+++ Dataset content +++

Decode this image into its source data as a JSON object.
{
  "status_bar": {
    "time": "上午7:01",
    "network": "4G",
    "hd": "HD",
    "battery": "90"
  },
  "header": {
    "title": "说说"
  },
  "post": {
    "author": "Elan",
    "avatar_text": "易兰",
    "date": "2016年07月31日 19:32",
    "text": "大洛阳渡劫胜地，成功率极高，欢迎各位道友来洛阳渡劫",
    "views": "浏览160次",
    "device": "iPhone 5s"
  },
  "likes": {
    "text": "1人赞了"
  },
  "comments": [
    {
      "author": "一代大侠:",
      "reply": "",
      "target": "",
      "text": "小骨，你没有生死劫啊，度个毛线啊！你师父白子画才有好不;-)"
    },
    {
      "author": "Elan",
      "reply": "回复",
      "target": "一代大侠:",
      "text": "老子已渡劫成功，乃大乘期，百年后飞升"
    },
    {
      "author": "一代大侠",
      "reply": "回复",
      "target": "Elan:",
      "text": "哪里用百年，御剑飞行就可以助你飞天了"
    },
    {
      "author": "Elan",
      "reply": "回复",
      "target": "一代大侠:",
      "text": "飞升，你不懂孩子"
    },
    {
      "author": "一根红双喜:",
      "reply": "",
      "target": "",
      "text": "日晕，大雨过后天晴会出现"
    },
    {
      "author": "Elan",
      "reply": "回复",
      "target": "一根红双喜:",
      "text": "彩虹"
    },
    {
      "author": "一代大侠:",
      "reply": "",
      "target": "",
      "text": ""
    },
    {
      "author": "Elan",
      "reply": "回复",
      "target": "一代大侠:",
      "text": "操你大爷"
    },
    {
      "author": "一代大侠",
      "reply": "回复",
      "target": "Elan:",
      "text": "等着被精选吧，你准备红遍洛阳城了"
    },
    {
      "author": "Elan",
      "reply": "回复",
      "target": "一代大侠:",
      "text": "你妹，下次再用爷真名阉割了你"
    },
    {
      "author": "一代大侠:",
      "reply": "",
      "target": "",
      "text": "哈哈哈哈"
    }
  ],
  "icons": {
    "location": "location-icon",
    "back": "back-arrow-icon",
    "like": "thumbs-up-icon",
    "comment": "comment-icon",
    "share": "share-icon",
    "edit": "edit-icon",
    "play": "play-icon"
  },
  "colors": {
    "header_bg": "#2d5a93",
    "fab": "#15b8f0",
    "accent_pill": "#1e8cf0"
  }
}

+++

-- Set problem --
Copy out the full set of records precisely, leaving nothing out.

-- Exercise answer --
Decode this image into its source data as a JSON object.
{
  "status_bar": {
    "time": "上午7:01",
    "network": "4G",
    "hd": "HD",
    "battery": "90"
  },
  "header": {
    "title": "说说"
  },
  "post": {
    "author": "Elan",
    "avatar_text": "易兰",
    "date": "2016年07月31日 19:32",
    "text": "大洛阳渡劫胜地，成功率极高，欢迎各位道友来洛阳渡劫",
    "views": "浏览160次",
    "device": "iPhone 5s"
  },
  "likes": {
    "text": "1人赞了"
  },
  "comments": [
    {
      "author": "一代大侠:",
      "reply": "",
      "target": "",
      "text": "小骨，你没有生死劫啊，度个毛线啊！你师父白子画才有好不;-)"
    },
    {
      "author": "Elan",
      "reply": "回复",
      "target": "一代大侠:",
      "text": "老子已渡劫成功，乃大乘期，百年后飞升"
    },
    {
      "author": "一代大侠",
      "reply": "回复",
      "target": "Elan:",
      "text": "哪里用百年，御剑飞行就可以助你飞天了"
    },
    {
      "author": "Elan",
      "reply": "回复",
      "target": "一代大侠:",
      "text": "飞升，你不懂孩子"
    },
    {
      "author": "一根红双喜:",
      "reply": "",
      "target": "",
      "text": "日晕，大雨过后天晴会出现"
    },
    {
      "author": "Elan",
      "reply": "回复",
      "target": "一根红双喜:",
      "text": "彩虹"
    },
    {
      "author": "一代大侠:",
      "reply": "",
      "target": "",
      "text": ""
    },
    {
      "author": "Elan",
      "reply": "回复",
      "target": "一代大侠:",
      "text": "操你大爷"
    },
    {
      "author": "一代大侠",
      "reply": "回复",
      "target": "Elan:",
      "text": "等着被精选吧，你准备红遍洛阳城了"
    },
    {
      "author": "Elan",
      "reply": "回复",
      "target": "一代大侠:",
      "text": "你妹，下次再用爷真名阉割了你"
    },
    {
      "author": "一代大侠:",
      "reply": "",
      "target": "",
      "text": "哈哈哈哈"
    }
  ],
  "icons": {
    "location": "location-icon",
    "back": "back-arrow-icon",
    "like": "thumbs-up-icon",
    "comment": "comment-icon",
    "share": "share-icon",
    "edit": "edit-icon",
    "play": "play-icon"
  },
  "colors": {
    "header_bg": "#2d5a93",
    "fab": "#15b8f0",
    "accent_pill": "#1e8cf0"
  }
}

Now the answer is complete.